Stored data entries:
··········

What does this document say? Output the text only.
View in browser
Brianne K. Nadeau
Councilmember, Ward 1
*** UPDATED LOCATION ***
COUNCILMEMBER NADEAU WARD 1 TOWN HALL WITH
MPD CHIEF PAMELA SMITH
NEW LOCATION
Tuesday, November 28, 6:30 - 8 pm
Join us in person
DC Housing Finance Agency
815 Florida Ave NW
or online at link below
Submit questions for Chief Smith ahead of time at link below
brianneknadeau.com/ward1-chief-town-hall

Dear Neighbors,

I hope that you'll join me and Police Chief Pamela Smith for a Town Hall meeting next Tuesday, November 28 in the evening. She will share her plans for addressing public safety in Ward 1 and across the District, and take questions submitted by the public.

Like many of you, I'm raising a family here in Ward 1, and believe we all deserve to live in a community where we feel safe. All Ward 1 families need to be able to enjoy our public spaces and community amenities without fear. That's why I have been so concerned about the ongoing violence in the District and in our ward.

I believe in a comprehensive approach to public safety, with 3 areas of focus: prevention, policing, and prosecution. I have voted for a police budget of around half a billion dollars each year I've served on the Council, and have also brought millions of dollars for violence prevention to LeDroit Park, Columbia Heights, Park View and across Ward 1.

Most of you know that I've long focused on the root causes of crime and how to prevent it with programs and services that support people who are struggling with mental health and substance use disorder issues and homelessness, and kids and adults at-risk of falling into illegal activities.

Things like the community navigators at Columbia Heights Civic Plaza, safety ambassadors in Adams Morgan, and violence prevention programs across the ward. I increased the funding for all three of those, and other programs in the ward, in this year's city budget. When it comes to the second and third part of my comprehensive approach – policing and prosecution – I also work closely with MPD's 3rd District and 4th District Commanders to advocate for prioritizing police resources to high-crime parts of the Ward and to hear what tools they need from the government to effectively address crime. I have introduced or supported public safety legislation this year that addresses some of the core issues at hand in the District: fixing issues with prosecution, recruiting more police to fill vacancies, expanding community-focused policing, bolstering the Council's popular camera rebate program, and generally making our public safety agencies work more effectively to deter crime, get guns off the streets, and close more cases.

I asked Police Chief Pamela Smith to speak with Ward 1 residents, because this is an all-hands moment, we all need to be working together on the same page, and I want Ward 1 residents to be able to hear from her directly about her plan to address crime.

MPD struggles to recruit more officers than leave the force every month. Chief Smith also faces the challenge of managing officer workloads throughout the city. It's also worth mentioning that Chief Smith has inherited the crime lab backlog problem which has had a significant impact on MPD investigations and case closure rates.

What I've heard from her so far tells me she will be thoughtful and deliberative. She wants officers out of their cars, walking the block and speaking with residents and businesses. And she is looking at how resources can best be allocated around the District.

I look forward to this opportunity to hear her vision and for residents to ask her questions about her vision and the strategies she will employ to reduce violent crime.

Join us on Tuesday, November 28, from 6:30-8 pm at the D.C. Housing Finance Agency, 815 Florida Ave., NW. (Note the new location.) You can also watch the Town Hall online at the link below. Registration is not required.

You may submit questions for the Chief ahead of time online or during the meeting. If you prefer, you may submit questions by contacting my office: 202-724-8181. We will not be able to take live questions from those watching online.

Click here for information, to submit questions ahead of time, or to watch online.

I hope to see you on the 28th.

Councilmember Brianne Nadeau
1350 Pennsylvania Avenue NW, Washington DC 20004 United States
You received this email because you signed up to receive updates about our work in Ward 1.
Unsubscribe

··········

◆ WHAT IS REQUIRED
All of the material above needs to be copied exactly.

◆ OUTPUT OF THE TASK
What does this document say? Output the text only.
View in browser
Brianne K. Nadeau
Councilmember, Ward 1
*** UPDATED LOCATION ***
COUNCILMEMBER NADEAU WARD 1 TOWN HALL WITH
MPD CHIEF PAMELA SMITH
NEW LOCATION
Tuesday, November 28, 6:30 - 8 pm
Join us in person
DC Housing Finance Agency
815 Florida Ave NW
or online at link below
Submit questions for Chief Smith ahead of time at link below
brianneknadeau.com/ward1-chief-town-hall

Dear Neighbors,

I hope that you'll join me and Police Chief Pamela Smith for a Town Hall meeting next Tuesday, November 28 in the evening. She will share her plans for addressing public safety in Ward 1 and across the District, and take questions submitted by the public.

Like many of you, I'm raising a family here in Ward 1, and believe we all deserve to live in a community where we feel safe. All Ward 1 families need to be able to enjoy our public spaces and community amenities without fear. That's why I have been so concerned about the ongoing violence in the District and in our ward.

I believe in a comprehensive approach to public safety, with 3 areas of focus: prevention, policing, and prosecution. I have voted for a police budget of around half a billion dollars each year I've served on the Council, and have also brought millions of dollars for violence prevention to LeDroit Park, Columbia Heights, Park View and across Ward 1.

Most of you know that I've long focused on the root causes of crime and how to prevent it with programs and services that support people who are struggling with mental health and substance use disorder issues and homelessness, and kids and adults at-risk of falling into illegal activities.

Things like the community navigators at Columbia Heights Civic Plaza, safety ambassadors in Adams Morgan, and violence prevention programs across the ward. I increased the funding for all three of those, and other programs in the ward, in this year's city budget. When it comes to the second and third part of my comprehensive approach – policing and prosecution – I also work closely with MPD's 3rd District and 4th District Commanders to advocate for prioritizing police resources to high-crime parts of the Ward and to hear what tools they need from the government to effectively address crime. I have introduced or supported public safety legislation this year that addresses some of the core issues at hand in the District: fixing issues with prosecution, recruiting more police to fill vacancies, expanding community-focused policing, bolstering the Council's popular camera rebate program, and generally making our public safety agencies work more effectively to deter crime, get guns off the streets, and close more cases.

I asked Police Chief Pamela Smith to speak with Ward 1 residents, because this is an all-hands moment, we all need to be working together on the same page, and I want Ward 1 residents to be able to hear from her directly about her plan to address crime.

MPD struggles to recruit more officers than leave the force every month. Chief Smith also faces the challenge of managing officer workloads throughout the city. It's also worth mentioning that Chief Smith has inherited the crime lab backlog problem which has had a significant impact on MPD investigations and case closure rates.

What I've heard from her so far tells me she will be thoughtful and deliberative. She wants officers out of their cars, walking the block and speaking with residents and businesses. And she is looking at how resources can best be allocated around the District.

I look forward to this opportunity to hear her vision and for residents to ask her questions about her vision and the strategies she will employ to reduce violent crime.

Join us on Tuesday, November 28, from 6:30-8 pm at the D.C. Housing Finance Agency, 815 Florida Ave., NW. (Note the new location.) You can also watch the Town Hall online at the link below. Registration is not required.

You may submit questions for the Chief ahead of time online or during the meeting. If you prefer, you may submit questions by contacting my office: 202-724-8181. We will not be able to take live questions from those watching online.

Click here for information, to submit questions ahead of time, or to watch online.

I hope to see you on the 28th.

Councilmember Brianne Nadeau
1350 Pennsylvania Avenue NW, Washington DC 20004 United States
You received this email because you signed up to receive updates about our work in Ward 1.
Unsubscribe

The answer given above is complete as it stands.